**Exercise aim**
Could you repeat the records below exactly, leaving out any pictures?
── Exercise input ──
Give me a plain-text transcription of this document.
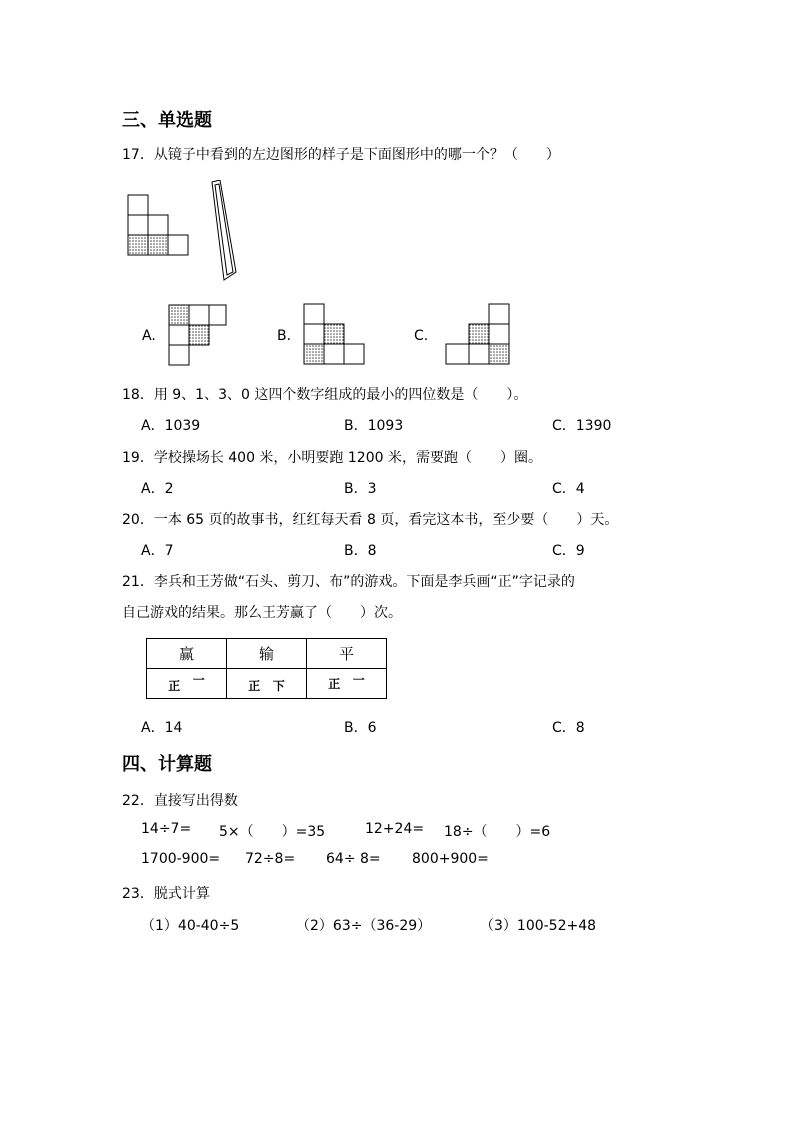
三、单选题
17．从镜子中看到的左边图形的样子是下面图形中的哪一个？（　　）
A.	B.	C.
18．用 9、1、3、0 这四个数字组成的最小的四位数是（　　）。
A．1039	B．1093	C．1390
19．学校操场长 400 米，小明要跑 1200 米，需要跑（　　）圈。
A．2	B．3	C．4
20．一本 65 页的故事书，红红每天看 8 页，看完这本书，至少要（　　）天。
A．7	B．8	C．9
21．李兵和王芳做“石头、剪刀、布”的游戏。下面是李兵画“正”字记录的
自己游戏的结果。那么王芳赢了（　　）次。
赢	输	平
正 一	正 下	正 一
A．14	B．6	C．8
四、计算题
22．直接写出得数
14÷7= 5×（　　）=35	12+24= 18÷（　　）=6
1700-900= 72÷8= 64÷ 8= 800+900=
23．脱式计算
（1）40-40÷5	（2）63÷（36-29）	（3）100-52+48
───
**Written solution**
Give me a plain-text transcription of this document.
三、单选题
17．从镜子中看到的左边图形的样子是下面图形中的哪一个？（　　）
A.	B.	C.
18．用 9、1、3、0 这四个数字组成的最小的四位数是（　　）。
A．1039	B．1093	C．1390
19．学校操场长 400 米，小明要跑 1200 米，需要跑（　　）圈。
A．2	B．3	C．4
20．一本 65 页的故事书，红红每天看 8 页，看完这本书，至少要（　　）天。
A．7	B．8	C．9
21．李兵和王芳做“石头、剪刀、布”的游戏。下面是李兵画“正”字记录的
自己游戏的结果。那么王芳赢了（　　）次。
赢	输	平
正 一	正 下	正 一
A．14	B．6	C．8
四、计算题
22．直接写出得数
14÷7= 5×（　　）=35	12+24= 18÷（　　）=6
1700-900= 72÷8= 64÷ 8= 800+900=
23．脱式计算
（1）40-40÷5	（2）63÷（36-29）	（3）100-52+48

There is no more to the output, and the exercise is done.